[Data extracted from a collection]
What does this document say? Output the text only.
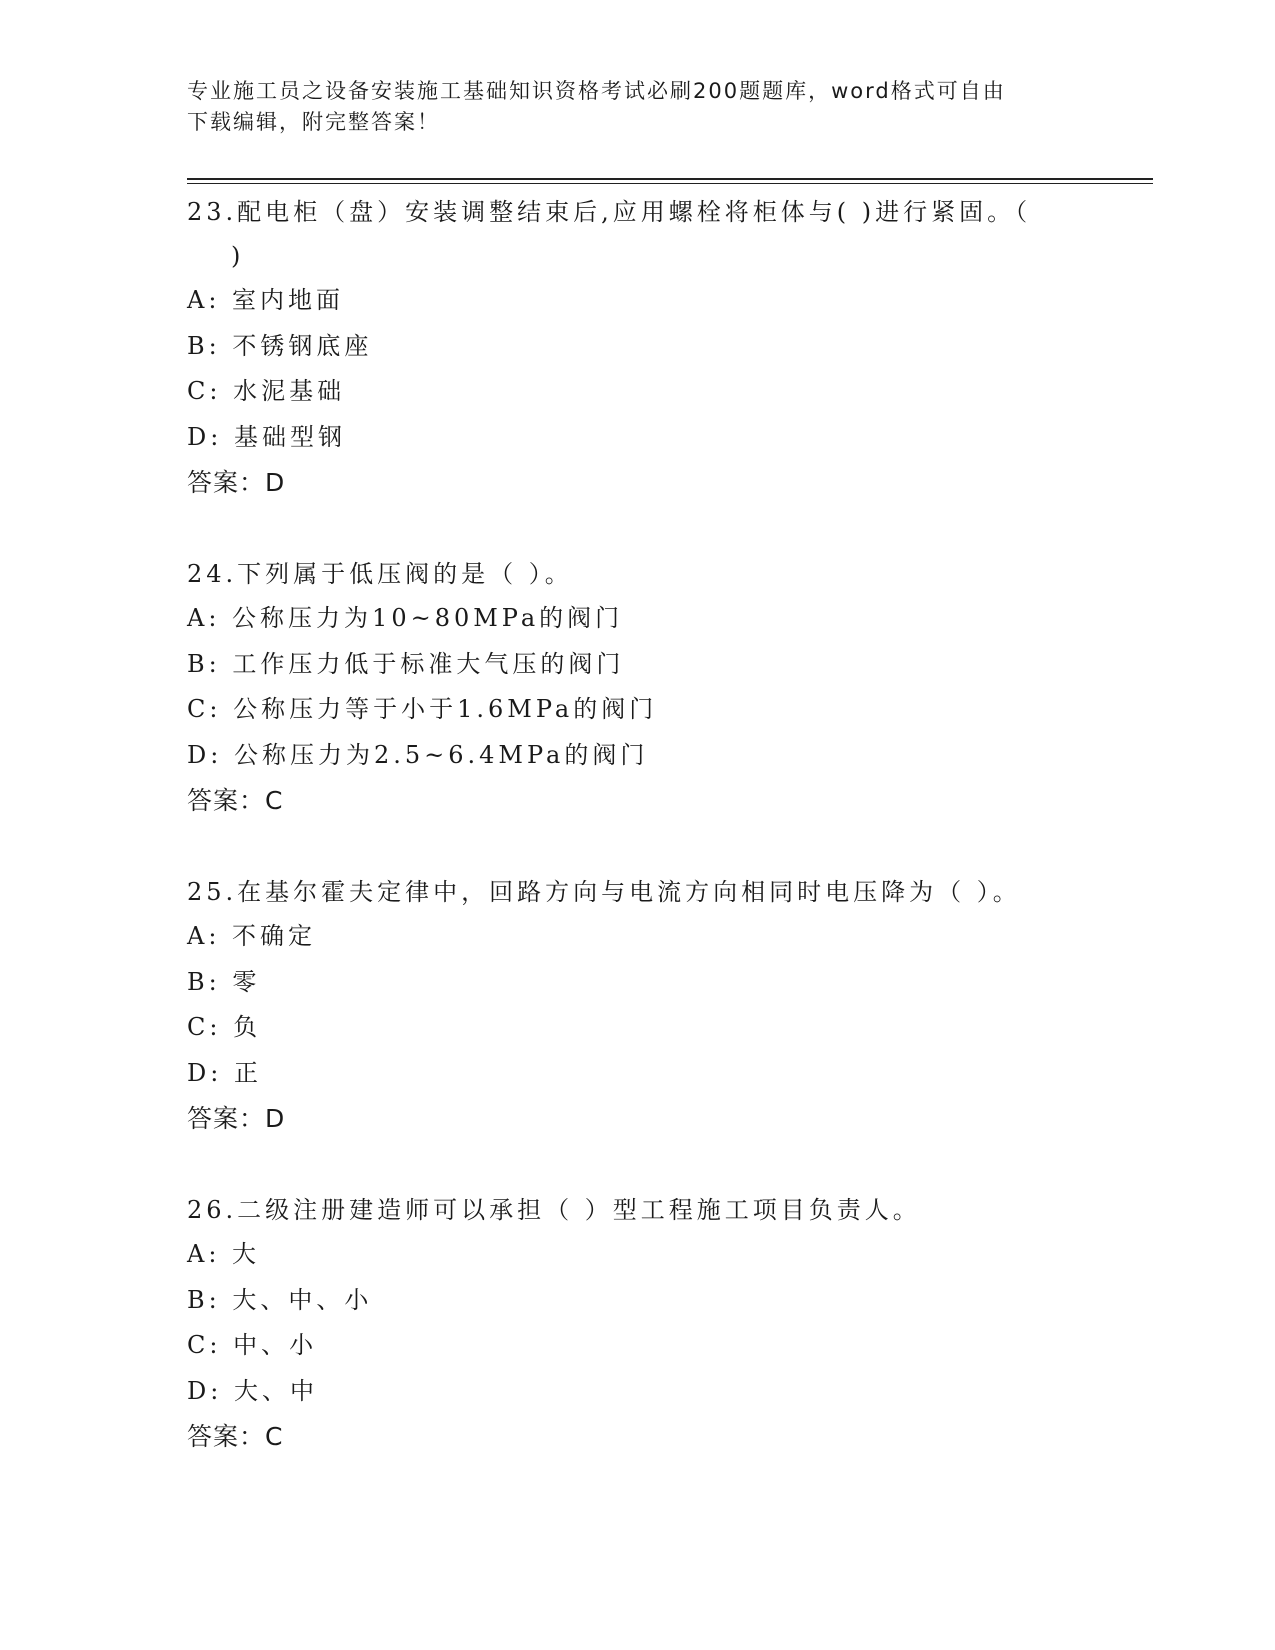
专业施工员之设备安装施工基础知识资格考试必刷200题题库，word格式可自由
下载编辑，附完整答案！

23.配电柜（盘）安装调整结束后,应用螺栓将柜体与( )进行紧固。（
)

A: 室内地面

B: 不锈钢底座

C: 水泥基础

D: 基础型钢

答案：D

24.下列属于低压阀的是（ ）。

A: 公称压力为10~80MPa的阀门

B: 工作压力低于标准大气压的阀门

C: 公称压力等于小于1.6MPa的阀门

D: 公称压力为2.5~6.4MPa的阀门

答案：C

25.在基尔霍夫定律中，回路方向与电流方向相同时电压降为（ ）。

A: 不确定

B: 零

C: 负

D: 正

答案：D

26.二级注册建造师可以承担（ ）型工程施工项目负责人。

A: 大

B: 大、中、小

C: 中、小

D: 大、中

答案：C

- **To do**: Write out all the records again, exactly, minus any pictures.

- **Task response**:
What does this document say? Output the text only.
专业施工员之设备安装施工基础知识资格考试必刷200题题库，word格式可自由
下载编辑，附完整答案！

23.配电柜（盘）安装调整结束后,应用螺栓将柜体与( )进行紧固。（
)

A: 室内地面

B: 不锈钢底座

C: 水泥基础

D: 基础型钢

答案：D

24.下列属于低压阀的是（ ）。

A: 公称压力为10~80MPa的阀门

B: 工作压力低于标准大气压的阀门

C: 公称压力等于小于1.6MPa的阀门

D: 公称压力为2.5~6.4MPa的阀门

答案：C

25.在基尔霍夫定律中，回路方向与电流方向相同时电压降为（ ）。

A: 不确定

B: 零

C: 负

D: 正

答案：D

26.二级注册建造师可以承担（ ）型工程施工项目负责人。

A: 大

B: 大、中、小

C: 中、小

D: 大、中

答案：C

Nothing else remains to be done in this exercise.